スマートフォンやパソコンの長時間使用、趣味や仕事による細かい作業など、現代人の生活において「手」や「指」の使い過ぎは珍しいことではありません。
最近では、使い過ぎによる手指の痛みやしびれ、こわばりといったトラブルが増加傾向にあります。本コラムでは、「手」「指」「使い過ぎ」をキーワードに、これらの症状がなぜ起こるのか、そして予防や対策について、医学的エビデンスに基づいてわかりやすく解説します。
1. 腱鞘炎(けんしょうえん)
腱鞘炎は、腱とそれを包む腱鞘が炎症を起こすことで発症します。特に親指の付け根に痛みが生じる「ド・ケルバン病」は、スマートフォンの過剰使用が一因とされています。手首の同じ動作を繰り返すことで、炎症が起こりやすくなります。
2. ばね指(弾発指)
ばね指は、指の腱が炎症を起こし、動きがスムーズでなくなる状態です。指を曲げた際にカクンと戻る、ばねのような動きをするのが特徴で、家事や手作業を頻繁に行う方に多く見られます。
3. 手根管症候群
長時間のタイピングやマウス操作により、手首にある手根管内の正中神経が圧迫され、しびれや痛みを引き起こす症状です。特に中指、人差し指、親指に症状が現れます。女性に多く、ホルモンバランスも影響すると言われています。
4. ガングリオン
関節や腱の周辺にゼリー状の腫瘤ができるガングリオンも、手指の使い過ぎが原因とされます。痛みを伴う場合もあり、手の甲や手首にできやすいとされています。
現代社会では、以下のような生活習慣が手指のトラブルの原因になっています:
・スマートフォンの長時間使用:片手でのスクロールや文字入力により、親指に負担が集中します。
・パソコン作業:デスクワークの普及により、キーボードやマウスを使う時間が増えています。
・趣味・家事・育児:編み物やDIY、掃除、料理、抱っこなど、繰り返し手指を使う動作が多く含まれます。
これらの動作が積み重なることで、知らず知らずのうちに手指を酷使しているのです。
1. 適度な休憩をとる
30分から1時間に一度は、手を休める時間を作りましょう。タイマーを使って意識的に休憩を取るのも効果的です。
2. ストレッチとマッサージ
指や手首のストレッチ、軽いマッサージは血流を促進し、筋肉や腱の緊張を和らげます。例として、指を一本ずつ優しく反らせる、手首をぐるぐる回すなどの簡単な動作があります。
3. 正しい姿勢と作業環境の見直し
パソコン作業では肘が90度になるような椅子の高さや、手首を反らさずに入力できるキーボードの配置が重要です。スマートフォンの使用時も、できるだけ両手を使うよう心がけましょう。
4. サポーターやテーピングの活用
負担を軽減したい場合には、手首や親指のサポーターを使用することで、過度な動きを防ぐことができます。
5. 症状が続く場合は専門医へ
痛みやしびれが長引く場合には、整形外科やリハビリテーション科を受診しましょう。早期の対応が慢性化を防ぐ鍵です。
「手」や「指」の使い過ぎは、現代人にとって避けられない課題かもしれません。しかし、日常生活の中で少し意識するだけで、手指の健康を守ることができます。無理をせず、手指をいたわる習慣を今日から始めてみませんか。

* _提供データ_
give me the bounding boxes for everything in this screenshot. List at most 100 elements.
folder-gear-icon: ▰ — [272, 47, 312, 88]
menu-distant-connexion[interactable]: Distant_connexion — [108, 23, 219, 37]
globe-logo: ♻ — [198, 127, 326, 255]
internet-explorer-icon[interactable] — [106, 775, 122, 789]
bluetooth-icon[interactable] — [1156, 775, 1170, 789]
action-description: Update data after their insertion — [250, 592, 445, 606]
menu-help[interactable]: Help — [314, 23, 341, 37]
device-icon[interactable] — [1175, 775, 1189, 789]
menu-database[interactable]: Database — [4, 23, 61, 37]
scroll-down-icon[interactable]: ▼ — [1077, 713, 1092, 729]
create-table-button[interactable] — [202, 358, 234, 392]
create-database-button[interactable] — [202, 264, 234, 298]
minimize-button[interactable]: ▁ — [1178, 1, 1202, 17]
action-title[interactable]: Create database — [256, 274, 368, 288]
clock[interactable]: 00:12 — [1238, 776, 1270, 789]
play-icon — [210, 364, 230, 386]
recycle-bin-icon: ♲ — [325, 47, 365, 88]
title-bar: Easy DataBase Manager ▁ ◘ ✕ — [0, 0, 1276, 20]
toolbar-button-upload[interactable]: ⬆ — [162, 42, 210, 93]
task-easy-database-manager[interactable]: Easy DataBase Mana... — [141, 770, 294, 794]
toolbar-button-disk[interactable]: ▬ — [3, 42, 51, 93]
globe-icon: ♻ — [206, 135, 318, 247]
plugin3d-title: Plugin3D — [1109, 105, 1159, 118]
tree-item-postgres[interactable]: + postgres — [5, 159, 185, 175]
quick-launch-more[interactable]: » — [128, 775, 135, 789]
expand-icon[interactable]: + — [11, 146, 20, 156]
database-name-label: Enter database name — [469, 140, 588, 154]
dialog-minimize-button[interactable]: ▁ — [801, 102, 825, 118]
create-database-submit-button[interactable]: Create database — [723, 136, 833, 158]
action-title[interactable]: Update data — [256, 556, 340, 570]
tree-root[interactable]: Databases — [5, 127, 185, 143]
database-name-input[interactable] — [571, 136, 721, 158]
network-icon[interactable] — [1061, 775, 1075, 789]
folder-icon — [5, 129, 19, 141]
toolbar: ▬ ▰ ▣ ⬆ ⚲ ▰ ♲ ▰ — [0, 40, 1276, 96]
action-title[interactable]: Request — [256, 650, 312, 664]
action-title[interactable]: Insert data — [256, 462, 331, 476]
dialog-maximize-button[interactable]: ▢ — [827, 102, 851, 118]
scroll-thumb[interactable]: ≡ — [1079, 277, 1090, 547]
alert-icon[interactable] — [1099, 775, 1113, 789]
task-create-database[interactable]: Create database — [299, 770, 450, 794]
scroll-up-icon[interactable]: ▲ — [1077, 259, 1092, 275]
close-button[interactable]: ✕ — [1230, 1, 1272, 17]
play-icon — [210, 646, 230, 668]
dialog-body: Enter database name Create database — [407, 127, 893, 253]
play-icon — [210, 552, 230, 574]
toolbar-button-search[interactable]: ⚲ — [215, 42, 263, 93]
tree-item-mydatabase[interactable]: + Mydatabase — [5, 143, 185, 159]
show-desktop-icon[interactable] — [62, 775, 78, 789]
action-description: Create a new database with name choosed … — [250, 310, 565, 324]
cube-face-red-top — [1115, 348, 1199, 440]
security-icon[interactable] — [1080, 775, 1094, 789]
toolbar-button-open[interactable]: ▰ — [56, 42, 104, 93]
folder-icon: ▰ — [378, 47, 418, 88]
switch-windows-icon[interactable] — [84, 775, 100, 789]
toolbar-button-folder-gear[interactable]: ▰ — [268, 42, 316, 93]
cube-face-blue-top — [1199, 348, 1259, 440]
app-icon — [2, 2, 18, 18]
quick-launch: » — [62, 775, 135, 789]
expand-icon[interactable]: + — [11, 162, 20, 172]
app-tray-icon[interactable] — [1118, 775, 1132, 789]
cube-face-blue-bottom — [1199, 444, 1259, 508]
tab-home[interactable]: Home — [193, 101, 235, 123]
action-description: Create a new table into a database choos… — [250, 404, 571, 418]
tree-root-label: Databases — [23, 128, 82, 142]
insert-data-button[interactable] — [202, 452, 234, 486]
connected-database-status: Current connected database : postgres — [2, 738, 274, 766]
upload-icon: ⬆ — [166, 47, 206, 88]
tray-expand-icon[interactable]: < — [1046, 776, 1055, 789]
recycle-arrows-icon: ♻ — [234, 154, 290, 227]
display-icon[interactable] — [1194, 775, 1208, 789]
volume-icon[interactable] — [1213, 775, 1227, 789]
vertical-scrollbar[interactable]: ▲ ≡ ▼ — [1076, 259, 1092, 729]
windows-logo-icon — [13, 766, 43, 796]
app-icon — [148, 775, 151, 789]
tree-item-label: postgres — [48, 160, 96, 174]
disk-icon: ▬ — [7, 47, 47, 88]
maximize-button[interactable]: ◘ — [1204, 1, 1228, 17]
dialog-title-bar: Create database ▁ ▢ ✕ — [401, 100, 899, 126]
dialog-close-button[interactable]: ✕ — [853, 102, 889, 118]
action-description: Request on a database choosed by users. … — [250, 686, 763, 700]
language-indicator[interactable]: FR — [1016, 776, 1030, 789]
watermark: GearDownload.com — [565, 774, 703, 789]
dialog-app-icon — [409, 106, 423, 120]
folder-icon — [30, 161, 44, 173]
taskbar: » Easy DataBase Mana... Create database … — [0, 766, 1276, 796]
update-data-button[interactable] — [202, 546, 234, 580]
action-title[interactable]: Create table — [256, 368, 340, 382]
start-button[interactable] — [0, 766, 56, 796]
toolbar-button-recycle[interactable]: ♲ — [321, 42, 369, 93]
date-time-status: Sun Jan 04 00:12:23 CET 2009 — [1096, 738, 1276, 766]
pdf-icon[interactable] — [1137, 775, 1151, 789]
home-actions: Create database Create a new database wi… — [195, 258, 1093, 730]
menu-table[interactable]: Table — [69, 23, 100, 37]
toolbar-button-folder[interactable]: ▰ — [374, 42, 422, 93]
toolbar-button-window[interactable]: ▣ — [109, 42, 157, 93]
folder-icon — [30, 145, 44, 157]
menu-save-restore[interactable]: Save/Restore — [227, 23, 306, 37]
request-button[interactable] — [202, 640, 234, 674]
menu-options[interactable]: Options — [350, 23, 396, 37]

* _課題の目的_
上の手指の使い過ぎに関するコラムから、「これらの動作が積み重なることで、知らず知らずのうちに手指を酷使しているのです。」を含む語句で始まり「を今日から始めてみませんか。」で終わる部分を、一字も変えずに書き写しなさい。

* _課題の結果_
これらの動作が積み重なることで、知らず知らずのうちに手指を酷使しているのです。
1. 適度な休憩をとる
30分から1時間に一度は、手を休める時間を作りましょう。タイマーを使って意識的に休憩を取るのも効果的です。
2. ストレッチとマッサージ
指や手首のストレッチ、軽いマッサージは血流を促進し、筋肉や腱の緊張を和らげます。例として、指を一本ずつ優しく反らせる、手首をぐるぐる回すなどの簡単な動作があります。
3. 正しい姿勢と作業環境の見直し
パソコン作業では肘が90度になるような椅子の高さや、手首を反らさずに入力できるキーボードの配置が重要です。スマートフォンの使用時も、できるだけ両手を使うよう心がけましょう。
4. サポーターやテーピングの活用
負担を軽減したい場合には、手首や親指のサポーターを使用することで、過度な動きを防ぐことができます。
5. 症状が続く場合は専門医へ
痛みやしびれが長引く場合には、整形外科やリハビリテーション科を受診しましょう。早期の対応が慢性化を防ぐ鍵です。
「手」や「指」の使い過ぎは、現代人にとって避けられない課題かもしれません。しかし、日常生活の中で少し意識するだけで、手指の健康を守ることができます。無理をせず、手指をいたわる習慣を今日から始めてみませんか。